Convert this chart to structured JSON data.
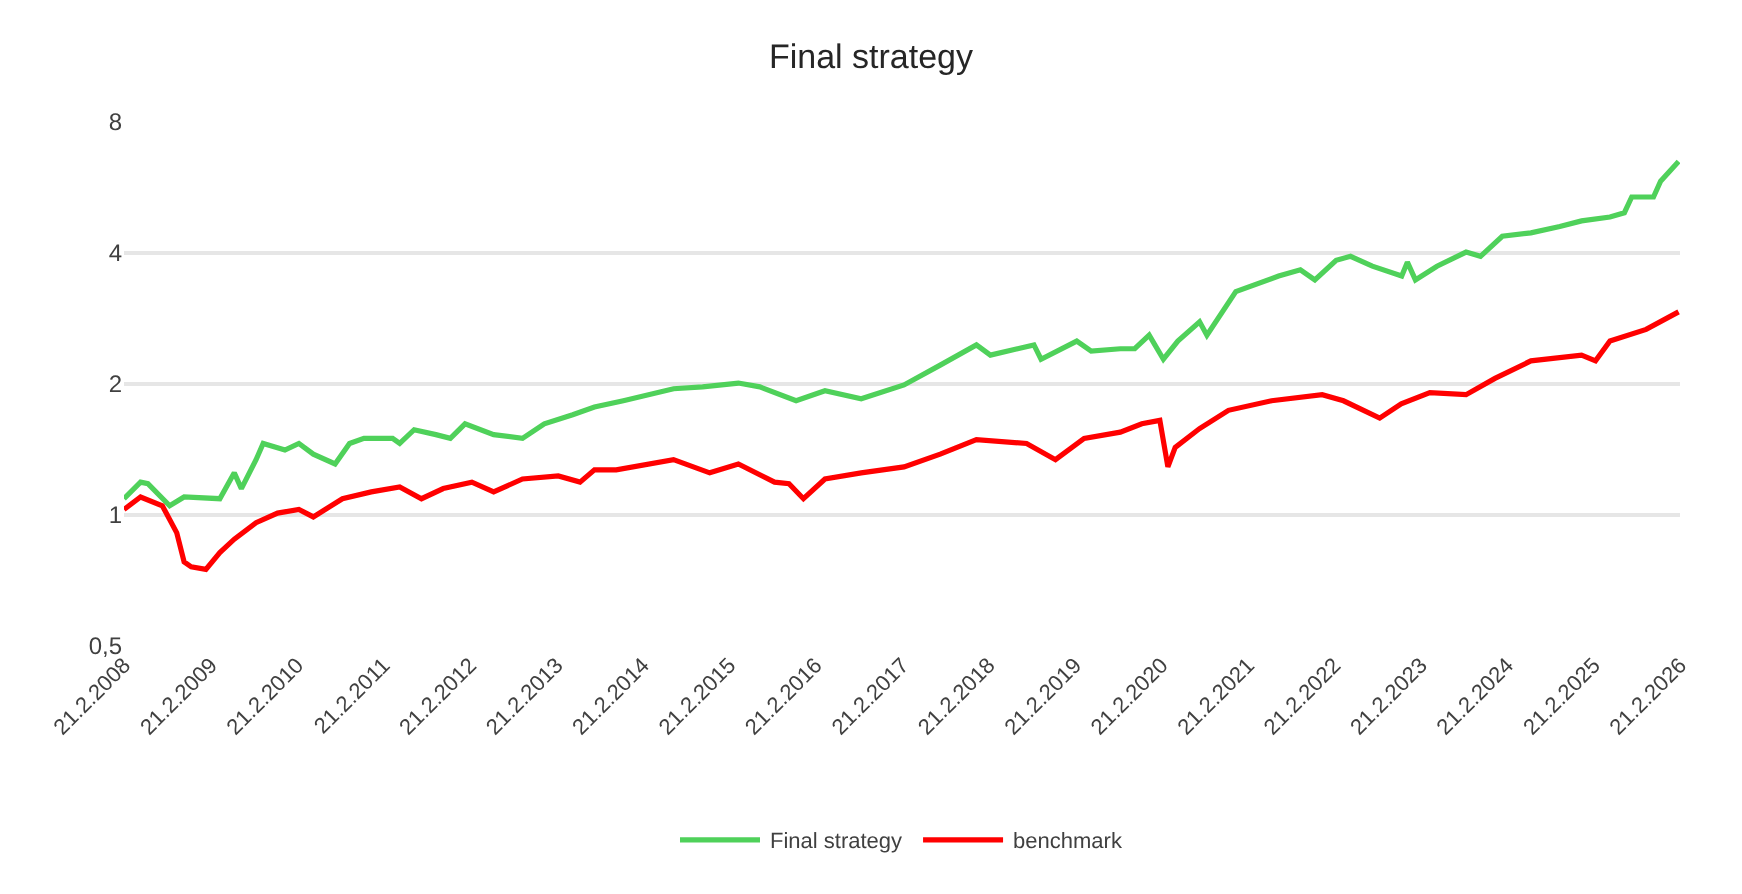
{
  "chart_data": {
    "type": "line",
    "title": "Final strategy",
    "series": [
      {
        "name": "Final strategy",
        "color": "#4fd15a",
        "x": [
          "2008-02-21",
          "2008-05",
          "2008-06",
          "2008-09",
          "2008-11",
          "2009-04",
          "2009-06",
          "2009-07",
          "2009-09",
          "2009-10",
          "2010-01",
          "2010-03",
          "2010-05",
          "2010-08",
          "2010-10",
          "2010-12",
          "2011-04",
          "2011-05",
          "2011-07",
          "2011-10",
          "2011-12",
          "2012-02",
          "2012-06",
          "2012-10",
          "2013-01",
          "2013-05",
          "2013-08",
          "2013-12",
          "2014-07",
          "2014-11",
          "2015-04",
          "2015-07",
          "2015-12",
          "2016-04",
          "2016-09",
          "2017-03",
          "2017-08",
          "2018-01",
          "2018-03",
          "2018-09",
          "2018-10",
          "2019-03",
          "2019-05",
          "2019-09",
          "2019-11",
          "2020-01",
          "2020-03",
          "2020-05",
          "2020-08",
          "2020-09",
          "2021-01",
          "2021-07",
          "2021-10",
          "2021-12",
          "2022-03",
          "2022-05",
          "2022-08",
          "2022-12-03",
          "2022-12-27",
          "2023-01-30",
          "2023-05",
          "2023-09",
          "2023-11",
          "2024-02",
          "2024-06",
          "2024-10",
          "2025-01",
          "2025-05",
          "2025-07",
          "2025-08",
          "2025-11",
          "2025-12",
          "2026-02-15"
        ],
        "values": [
          1.09,
          1.19,
          1.18,
          1.05,
          1.1,
          1.09,
          1.25,
          1.15,
          1.34,
          1.46,
          1.41,
          1.46,
          1.38,
          1.31,
          1.46,
          1.5,
          1.5,
          1.46,
          1.57,
          1.53,
          1.5,
          1.62,
          1.53,
          1.5,
          1.62,
          1.7,
          1.77,
          1.83,
          1.95,
          1.97,
          2.01,
          1.97,
          1.83,
          1.93,
          1.85,
          1.99,
          2.21,
          2.46,
          2.33,
          2.46,
          2.28,
          2.51,
          2.38,
          2.41,
          2.41,
          2.59,
          2.28,
          2.51,
          2.78,
          2.59,
          3.26,
          3.54,
          3.66,
          3.47,
          3.85,
          3.93,
          3.73,
          3.54,
          3.81,
          3.47,
          3.73,
          4.02,
          3.93,
          4.37,
          4.45,
          4.6,
          4.74,
          4.84,
          4.95,
          5.38,
          5.38,
          5.85,
          6.49
        ]
      },
      {
        "name": "benchmark",
        "color": "#ff0000",
        "x": [
          "2008-02-21",
          "2008-05",
          "2008-08",
          "2008-10",
          "2008-11",
          "2008-12",
          "2009-02",
          "2009-04",
          "2009-06",
          "2009-09",
          "2009-12",
          "2010-03",
          "2010-05",
          "2010-09",
          "2011-01",
          "2011-05",
          "2011-08",
          "2011-11",
          "2012-03",
          "2012-06",
          "2012-10",
          "2013-03",
          "2013-06",
          "2013-08",
          "2013-11",
          "2014-07",
          "2014-12",
          "2015-04",
          "2015-09",
          "2015-11",
          "2016-01",
          "2016-04",
          "2016-09",
          "2017-03",
          "2017-08",
          "2018-01",
          "2018-08",
          "2018-12",
          "2019-04",
          "2019-09",
          "2019-12",
          "2020-02-15",
          "2020-03-20",
          "2020-04-20",
          "2020-08",
          "2020-12",
          "2021-06",
          "2022-01",
          "2022-04",
          "2022-09",
          "2022-12",
          "2023-04",
          "2023-09",
          "2024-01",
          "2024-06",
          "2025-01",
          "2025-03",
          "2025-05",
          "2025-10",
          "2026-02-15"
        ],
        "values": [
          1.03,
          1.1,
          1.05,
          0.91,
          0.78,
          0.76,
          0.75,
          0.82,
          0.88,
          0.96,
          1.01,
          1.03,
          0.99,
          1.09,
          1.13,
          1.16,
          1.09,
          1.15,
          1.19,
          1.13,
          1.21,
          1.23,
          1.19,
          1.27,
          1.27,
          1.34,
          1.25,
          1.31,
          1.19,
          1.18,
          1.09,
          1.21,
          1.25,
          1.29,
          1.38,
          1.49,
          1.46,
          1.34,
          1.5,
          1.55,
          1.62,
          1.65,
          1.29,
          1.43,
          1.58,
          1.74,
          1.83,
          1.89,
          1.83,
          1.67,
          1.8,
          1.91,
          1.89,
          2.06,
          2.26,
          2.33,
          2.26,
          2.51,
          2.67,
          2.93
        ]
      }
    ],
    "xlim": [
      "2008-02-21",
      "2026-02-21"
    ],
    "xticks": [
      {
        "value": "2008-02-21",
        "label": "21.2.2008"
      },
      {
        "value": "2009-02-21",
        "label": "21.2.2009"
      },
      {
        "value": "2010-02-21",
        "label": "21.2.2010"
      },
      {
        "value": "2011-02-21",
        "label": "21.2.2011"
      },
      {
        "value": "2012-02-21",
        "label": "21.2.2012"
      },
      {
        "value": "2013-02-21",
        "label": "21.2.2013"
      },
      {
        "value": "2014-02-21",
        "label": "21.2.2014"
      },
      {
        "value": "2015-02-21",
        "label": "21.2.2015"
      },
      {
        "value": "2016-02-21",
        "label": "21.2.2016"
      },
      {
        "value": "2017-02-21",
        "label": "21.2.2017"
      },
      {
        "value": "2018-02-21",
        "label": "21.2.2018"
      },
      {
        "value": "2019-02-21",
        "label": "21.2.2019"
      },
      {
        "value": "2020-02-21",
        "label": "21.2.2020"
      },
      {
        "value": "2021-02-21",
        "label": "21.2.2021"
      },
      {
        "value": "2022-02-21",
        "label": "21.2.2022"
      },
      {
        "value": "2023-02-21",
        "label": "21.2.2023"
      },
      {
        "value": "2024-02-21",
        "label": "21.2.2024"
      },
      {
        "value": "2025-02-21",
        "label": "21.2.2025"
      },
      {
        "value": "2026-02-21",
        "label": "21.2.2026"
      }
    ],
    "ylim": [
      0.5,
      8
    ],
    "yticks": [
      {
        "value": 0.5,
        "label": "0,5"
      },
      1,
      2,
      4,
      8
    ],
    "log": true,
    "grid": "y",
    "legend": "bottom",
    "line_style": "solid"
  }
}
______________________________
*INSTRUCTIONS FOR THE TASK*
All of the entries above should be duplicated exactly, except for the pictures.

*COMPLETED EXERCISE*
Convert this chart to structured JSON data.
{
  "chart_data": {
    "type": "line",
    "title": "Final strategy",
    "series": [
      {
        "name": "Final strategy",
        "color": "#4fd15a",
        "x": [
          "2008-02-21",
          "2008-05",
          "2008-06",
          "2008-09",
          "2008-11",
          "2009-04",
          "2009-06",
          "2009-07",
          "2009-09",
          "2009-10",
          "2010-01",
          "2010-03",
          "2010-05",
          "2010-08",
          "2010-10",
          "2010-12",
          "2011-04",
          "2011-05",
          "2011-07",
          "2011-10",
          "2011-12",
          "2012-02",
          "2012-06",
          "2012-10",
          "2013-01",
          "2013-05",
          "2013-08",
          "2013-12",
          "2014-07",
          "2014-11",
          "2015-04",
          "2015-07",
          "2015-12",
          "2016-04",
          "2016-09",
          "2017-03",
          "2017-08",
          "2018-01",
          "2018-03",
          "2018-09",
          "2018-10",
          "2019-03",
          "2019-05",
          "2019-09",
          "2019-11",
          "2020-01",
          "2020-03",
          "2020-05",
          "2020-08",
          "2020-09",
          "2021-01",
          "2021-07",
          "2021-10",
          "2021-12",
          "2022-03",
          "2022-05",
          "2022-08",
          "2022-12-03",
          "2022-12-27",
          "2023-01-30",
          "2023-05",
          "2023-09",
          "2023-11",
          "2024-02",
          "2024-06",
          "2024-10",
          "2025-01",
          "2025-05",
          "2025-07",
          "2025-08",
          "2025-11",
          "2025-12",
          "2026-02-15"
        ],
        "values": [
          1.09,
          1.19,
          1.18,
          1.05,
          1.1,
          1.09,
          1.25,
          1.15,
          1.34,
          1.46,
          1.41,
          1.46,
          1.38,
          1.31,
          1.46,
          1.5,
          1.5,
          1.46,
          1.57,
          1.53,
          1.5,
          1.62,
          1.53,
          1.5,
          1.62,
          1.7,
          1.77,
          1.83,
          1.95,
          1.97,
          2.01,
          1.97,
          1.83,
          1.93,
          1.85,
          1.99,
          2.21,
          2.46,
          2.33,
          2.46,
          2.28,
          2.51,
          2.38,
          2.41,
          2.41,
          2.59,
          2.28,
          2.51,
          2.78,
          2.59,
          3.26,
          3.54,
          3.66,
          3.47,
          3.85,
          3.93,
          3.73,
          3.54,
          3.81,
          3.47,
          3.73,
          4.02,
          3.93,
          4.37,
          4.45,
          4.6,
          4.74,
          4.84,
          4.95,
          5.38,
          5.38,
          5.85,
          6.49
        ]
      },
      {
        "name": "benchmark",
        "color": "#ff0000",
        "x": [
          "2008-02-21",
          "2008-05",
          "2008-08",
          "2008-10",
          "2008-11",
          "2008-12",
          "2009-02",
          "2009-04",
          "2009-06",
          "2009-09",
          "2009-12",
          "2010-03",
          "2010-05",
          "2010-09",
          "2011-01",
          "2011-05",
          "2011-08",
          "2011-11",
          "2012-03",
          "2012-06",
          "2012-10",
          "2013-03",
          "2013-06",
          "2013-08",
          "2013-11",
          "2014-07",
          "2014-12",
          "2015-04",
          "2015-09",
          "2015-11",
          "2016-01",
          "2016-04",
          "2016-09",
          "2017-03",
          "2017-08",
          "2018-01",
          "2018-08",
          "2018-12",
          "2019-04",
          "2019-09",
          "2019-12",
          "2020-02-15",
          "2020-03-20",
          "2020-04-20",
          "2020-08",
          "2020-12",
          "2021-06",
          "2022-01",
          "2022-04",
          "2022-09",
          "2022-12",
          "2023-04",
          "2023-09",
          "2024-01",
          "2024-06",
          "2025-01",
          "2025-03",
          "2025-05",
          "2025-10",
          "2026-02-15"
        ],
        "values": [
          1.03,
          1.1,
          1.05,
          0.91,
          0.78,
          0.76,
          0.75,
          0.82,
          0.88,
          0.96,
          1.01,
          1.03,
          0.99,
          1.09,
          1.13,
          1.16,
          1.09,
          1.15,
          1.19,
          1.13,
          1.21,
          1.23,
          1.19,
          1.27,
          1.27,
          1.34,
          1.25,
          1.31,
          1.19,
          1.18,
          1.09,
          1.21,
          1.25,
          1.29,
          1.38,
          1.49,
          1.46,
          1.34,
          1.5,
          1.55,
          1.62,
          1.65,
          1.29,
          1.43,
          1.58,
          1.74,
          1.83,
          1.89,
          1.83,
          1.67,
          1.8,
          1.91,
          1.89,
          2.06,
          2.26,
          2.33,
          2.26,
          2.51,
          2.67,
          2.93
        ]
      }
    ],
    "xlim": [
      "2008-02-21",
      "2026-02-21"
    ],
    "xticks": [
      {
        "value": "2008-02-21",
        "label": "21.2.2008"
      },
      {
        "value": "2009-02-21",
        "label": "21.2.2009"
      },
      {
        "value": "2010-02-21",
        "label": "21.2.2010"
      },
      {
        "value": "2011-02-21",
        "label": "21.2.2011"
      },
      {
        "value": "2012-02-21",
        "label": "21.2.2012"
      },
      {
        "value": "2013-02-21",
        "label": "21.2.2013"
      },
      {
        "value": "2014-02-21",
        "label": "21.2.2014"
      },
      {
        "value": "2015-02-21",
        "label": "21.2.2015"
      },
      {
        "value": "2016-02-21",
        "label": "21.2.2016"
      },
      {
        "value": "2017-02-21",
        "label": "21.2.2017"
      },
      {
        "value": "2018-02-21",
        "label": "21.2.2018"
      },
      {
        "value": "2019-02-21",
        "label": "21.2.2019"
      },
      {
        "value": "2020-02-21",
        "label": "21.2.2020"
      },
      {
        "value": "2021-02-21",
        "label": "21.2.2021"
      },
      {
        "value": "2022-02-21",
        "label": "21.2.2022"
      },
      {
        "value": "2023-02-21",
        "label": "21.2.2023"
      },
      {
        "value": "2024-02-21",
        "label": "21.2.2024"
      },
      {
        "value": "2025-02-21",
        "label": "21.2.2025"
      },
      {
        "value": "2026-02-21",
        "label": "21.2.2026"
      }
    ],
    "ylim": [
      0.5,
      8
    ],
    "yticks": [
      {
        "value": 0.5,
        "label": "0,5"
      },
      1,
      2,
      4,
      8
    ],
    "log": true,
    "grid": "y",
    "legend": "bottom",
    "line_style": "solid"
  }
}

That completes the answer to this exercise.